(DOCUMENT SEGMENT)
# VVS 5 Mafia [D1]



## DarkAura (Oct 7, 2011)

*24 hours for night actions*


----------



## DarkAura (Oct 7, 2011)

*Re: VVS 5 Mafia [N0]*

Light yagami's corpse laid peacefully on the ground. No signs of struggle were upon him.

They immedietly find out he is the Village Idiot, and conclude he is a miller.

*Light Yagami's dead. Miller*

*24 hours for day time discussions*


----------



## hyphen (Oct 7, 2011)

it still says that it's night zero.

BUT OH WELL


----------



## Phantom (Oct 7, 2011)

Thatsh shucks.  Thatsh an innosheent'sh dead. Hahaha eenosheeent'shh fuuny to shay.


----------



## Zero Moment (Oct 7, 2011)

You start Day 2 hours after Night falls?

Mystic, I'd like to know what role you chose.


----------



## Cloudsong (Oct 7, 2011)

'Twas definitely a quick night o.0


----------



## hyphen (Oct 7, 2011)

Legendaryseeker99 said:


> You start Day 2 hours after Night falls?
> 
> Mystic, I'd like to know what role you chose.


...we don't choose roles...?


----------



## Phantom (Oct 7, 2011)

Whooaaa, when di' the shun come up?


----------



## Zero Moment (Oct 7, 2011)

Mystic said:


> ...we don't choose roles...?

(STATED TASK)
In the mafia game thread, how much time is allotted for day time discussions?

(DATA)
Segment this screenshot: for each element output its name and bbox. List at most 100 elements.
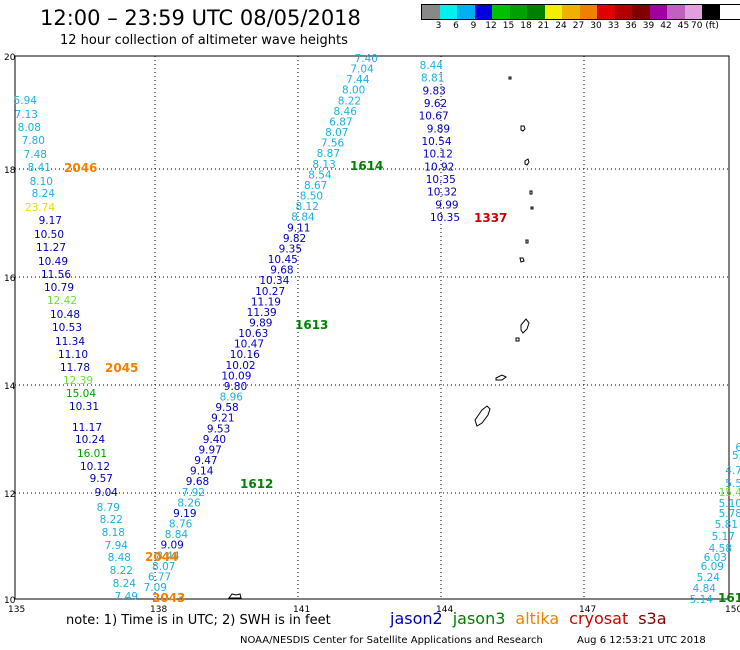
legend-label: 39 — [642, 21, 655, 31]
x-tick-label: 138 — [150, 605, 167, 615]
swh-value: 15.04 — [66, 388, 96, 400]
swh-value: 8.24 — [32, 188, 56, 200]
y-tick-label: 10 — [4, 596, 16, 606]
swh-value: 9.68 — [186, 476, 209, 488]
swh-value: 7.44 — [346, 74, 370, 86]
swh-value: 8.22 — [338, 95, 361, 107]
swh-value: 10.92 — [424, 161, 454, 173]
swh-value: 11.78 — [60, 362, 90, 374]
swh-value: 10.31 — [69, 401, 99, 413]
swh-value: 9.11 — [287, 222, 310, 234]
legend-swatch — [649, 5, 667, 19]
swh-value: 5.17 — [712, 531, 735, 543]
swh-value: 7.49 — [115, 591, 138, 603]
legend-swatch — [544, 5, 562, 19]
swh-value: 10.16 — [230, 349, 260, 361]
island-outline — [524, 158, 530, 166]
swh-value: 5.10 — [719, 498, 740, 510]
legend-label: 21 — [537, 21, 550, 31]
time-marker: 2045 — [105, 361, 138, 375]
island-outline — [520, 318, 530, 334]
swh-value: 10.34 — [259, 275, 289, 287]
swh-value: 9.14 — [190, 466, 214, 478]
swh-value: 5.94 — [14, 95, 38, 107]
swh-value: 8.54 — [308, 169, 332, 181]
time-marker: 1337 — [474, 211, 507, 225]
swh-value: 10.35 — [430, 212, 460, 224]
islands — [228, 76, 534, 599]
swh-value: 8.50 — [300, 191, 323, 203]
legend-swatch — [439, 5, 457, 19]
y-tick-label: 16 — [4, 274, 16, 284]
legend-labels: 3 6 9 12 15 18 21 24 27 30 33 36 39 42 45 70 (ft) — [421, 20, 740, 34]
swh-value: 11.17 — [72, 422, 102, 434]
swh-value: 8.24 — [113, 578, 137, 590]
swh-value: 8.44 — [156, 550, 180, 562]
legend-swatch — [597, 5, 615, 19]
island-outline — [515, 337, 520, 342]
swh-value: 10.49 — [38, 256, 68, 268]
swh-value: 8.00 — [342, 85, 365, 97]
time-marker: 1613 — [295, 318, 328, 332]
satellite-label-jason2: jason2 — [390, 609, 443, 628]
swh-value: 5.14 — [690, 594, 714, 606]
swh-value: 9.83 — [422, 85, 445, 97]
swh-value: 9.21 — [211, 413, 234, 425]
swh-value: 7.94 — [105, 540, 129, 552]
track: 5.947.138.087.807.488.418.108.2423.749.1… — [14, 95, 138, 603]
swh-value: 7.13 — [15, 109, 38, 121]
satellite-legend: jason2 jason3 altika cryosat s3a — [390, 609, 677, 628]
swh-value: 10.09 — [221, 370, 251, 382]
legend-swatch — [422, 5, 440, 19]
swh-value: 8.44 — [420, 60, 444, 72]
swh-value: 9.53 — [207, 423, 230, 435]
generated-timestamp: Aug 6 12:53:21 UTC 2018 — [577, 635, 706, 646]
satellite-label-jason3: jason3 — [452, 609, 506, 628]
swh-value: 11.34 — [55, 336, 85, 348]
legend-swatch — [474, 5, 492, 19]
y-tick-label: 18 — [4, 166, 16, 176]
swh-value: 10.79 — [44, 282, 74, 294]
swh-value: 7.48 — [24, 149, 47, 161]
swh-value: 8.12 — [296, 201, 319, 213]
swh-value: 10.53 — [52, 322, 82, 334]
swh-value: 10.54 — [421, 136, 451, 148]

(RESULT)
24 hours.